• [ROWS]
___
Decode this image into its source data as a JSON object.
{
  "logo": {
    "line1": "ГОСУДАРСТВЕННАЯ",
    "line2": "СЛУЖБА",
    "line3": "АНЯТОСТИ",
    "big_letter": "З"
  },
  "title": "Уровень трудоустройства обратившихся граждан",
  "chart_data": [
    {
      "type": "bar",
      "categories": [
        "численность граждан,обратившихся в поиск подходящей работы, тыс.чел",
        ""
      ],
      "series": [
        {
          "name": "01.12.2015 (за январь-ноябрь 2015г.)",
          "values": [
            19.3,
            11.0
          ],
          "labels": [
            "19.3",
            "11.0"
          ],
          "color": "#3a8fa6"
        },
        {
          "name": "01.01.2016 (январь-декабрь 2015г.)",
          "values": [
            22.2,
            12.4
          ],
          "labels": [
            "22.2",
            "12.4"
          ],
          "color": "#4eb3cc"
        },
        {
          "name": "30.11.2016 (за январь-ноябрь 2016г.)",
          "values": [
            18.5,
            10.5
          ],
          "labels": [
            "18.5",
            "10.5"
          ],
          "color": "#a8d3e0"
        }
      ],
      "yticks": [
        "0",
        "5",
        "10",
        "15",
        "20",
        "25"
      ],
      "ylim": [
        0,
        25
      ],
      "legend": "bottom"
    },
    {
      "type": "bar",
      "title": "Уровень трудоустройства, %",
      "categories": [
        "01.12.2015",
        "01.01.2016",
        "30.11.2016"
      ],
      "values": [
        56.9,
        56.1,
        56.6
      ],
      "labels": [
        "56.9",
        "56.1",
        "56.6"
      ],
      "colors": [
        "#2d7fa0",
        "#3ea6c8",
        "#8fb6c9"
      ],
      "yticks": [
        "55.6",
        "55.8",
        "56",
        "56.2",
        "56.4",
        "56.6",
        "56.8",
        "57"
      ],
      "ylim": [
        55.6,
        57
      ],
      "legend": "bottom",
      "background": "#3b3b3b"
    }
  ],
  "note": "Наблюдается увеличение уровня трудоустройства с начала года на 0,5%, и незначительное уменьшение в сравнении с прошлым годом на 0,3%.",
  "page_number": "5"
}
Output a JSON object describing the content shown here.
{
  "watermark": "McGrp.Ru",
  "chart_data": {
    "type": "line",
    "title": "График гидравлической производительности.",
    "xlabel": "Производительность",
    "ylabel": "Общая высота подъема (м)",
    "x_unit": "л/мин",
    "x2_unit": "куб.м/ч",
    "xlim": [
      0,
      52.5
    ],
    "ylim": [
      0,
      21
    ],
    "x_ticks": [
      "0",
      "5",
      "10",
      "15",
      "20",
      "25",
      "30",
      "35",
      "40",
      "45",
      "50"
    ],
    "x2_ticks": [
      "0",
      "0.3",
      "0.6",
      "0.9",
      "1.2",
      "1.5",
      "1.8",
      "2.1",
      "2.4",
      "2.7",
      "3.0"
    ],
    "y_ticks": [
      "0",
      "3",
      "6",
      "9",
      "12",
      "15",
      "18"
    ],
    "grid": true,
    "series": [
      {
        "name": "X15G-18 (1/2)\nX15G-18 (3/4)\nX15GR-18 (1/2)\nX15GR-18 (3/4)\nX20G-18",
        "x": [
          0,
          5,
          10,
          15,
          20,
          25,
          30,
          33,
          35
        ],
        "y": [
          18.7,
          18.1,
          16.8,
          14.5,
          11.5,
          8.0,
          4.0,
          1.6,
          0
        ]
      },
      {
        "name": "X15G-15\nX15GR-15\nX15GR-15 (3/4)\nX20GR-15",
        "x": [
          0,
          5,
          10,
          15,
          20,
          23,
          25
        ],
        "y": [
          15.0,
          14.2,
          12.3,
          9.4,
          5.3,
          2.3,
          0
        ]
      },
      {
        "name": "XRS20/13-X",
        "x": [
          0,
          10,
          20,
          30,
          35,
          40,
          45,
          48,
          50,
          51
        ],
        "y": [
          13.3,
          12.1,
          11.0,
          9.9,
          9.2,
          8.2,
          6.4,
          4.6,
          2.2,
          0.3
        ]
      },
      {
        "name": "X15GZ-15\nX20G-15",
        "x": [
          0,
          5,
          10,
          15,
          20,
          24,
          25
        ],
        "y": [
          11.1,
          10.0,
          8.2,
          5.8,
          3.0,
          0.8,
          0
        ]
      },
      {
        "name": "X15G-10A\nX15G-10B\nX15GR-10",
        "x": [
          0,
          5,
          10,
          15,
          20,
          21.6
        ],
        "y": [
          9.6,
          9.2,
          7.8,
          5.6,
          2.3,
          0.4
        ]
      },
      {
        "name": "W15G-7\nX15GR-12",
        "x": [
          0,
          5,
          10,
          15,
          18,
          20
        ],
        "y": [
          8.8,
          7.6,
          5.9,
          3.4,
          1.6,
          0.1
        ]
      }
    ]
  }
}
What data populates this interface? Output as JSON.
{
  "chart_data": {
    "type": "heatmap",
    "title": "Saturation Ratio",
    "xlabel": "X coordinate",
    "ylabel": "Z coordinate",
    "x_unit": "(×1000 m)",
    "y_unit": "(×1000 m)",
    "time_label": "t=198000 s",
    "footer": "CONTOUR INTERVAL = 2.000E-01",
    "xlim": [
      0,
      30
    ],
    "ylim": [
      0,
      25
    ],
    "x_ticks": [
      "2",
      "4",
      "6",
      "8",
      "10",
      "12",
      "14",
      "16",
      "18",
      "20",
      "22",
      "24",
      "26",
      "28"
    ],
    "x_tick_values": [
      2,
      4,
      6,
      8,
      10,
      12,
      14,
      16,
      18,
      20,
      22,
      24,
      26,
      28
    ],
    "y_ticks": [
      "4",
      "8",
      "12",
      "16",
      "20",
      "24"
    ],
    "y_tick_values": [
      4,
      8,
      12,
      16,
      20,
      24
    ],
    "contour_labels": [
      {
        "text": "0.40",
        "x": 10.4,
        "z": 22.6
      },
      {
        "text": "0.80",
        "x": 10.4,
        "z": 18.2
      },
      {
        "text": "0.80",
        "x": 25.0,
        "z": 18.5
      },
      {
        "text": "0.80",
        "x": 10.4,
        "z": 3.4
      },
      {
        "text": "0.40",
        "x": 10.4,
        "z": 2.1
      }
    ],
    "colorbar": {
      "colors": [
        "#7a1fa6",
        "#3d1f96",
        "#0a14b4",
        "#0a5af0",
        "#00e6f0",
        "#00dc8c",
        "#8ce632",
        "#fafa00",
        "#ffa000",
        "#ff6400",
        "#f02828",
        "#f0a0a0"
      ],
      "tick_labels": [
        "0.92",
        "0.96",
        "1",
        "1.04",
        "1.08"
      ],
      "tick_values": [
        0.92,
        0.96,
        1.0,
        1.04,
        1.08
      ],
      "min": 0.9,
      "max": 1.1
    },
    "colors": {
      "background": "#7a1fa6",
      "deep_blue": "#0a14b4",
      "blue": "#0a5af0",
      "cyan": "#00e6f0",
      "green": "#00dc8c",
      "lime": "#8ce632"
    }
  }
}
___
• [TO BE DONE] In the entries above, locate every line with the word "ноябрь" and copy it.

• [SOLVED PROBLEM]
          "name": "01.12.2015 (за январь-ноябрь 2015г.)",
          "name": "30.11.2016 (за январь-ноябрь 2016г.)",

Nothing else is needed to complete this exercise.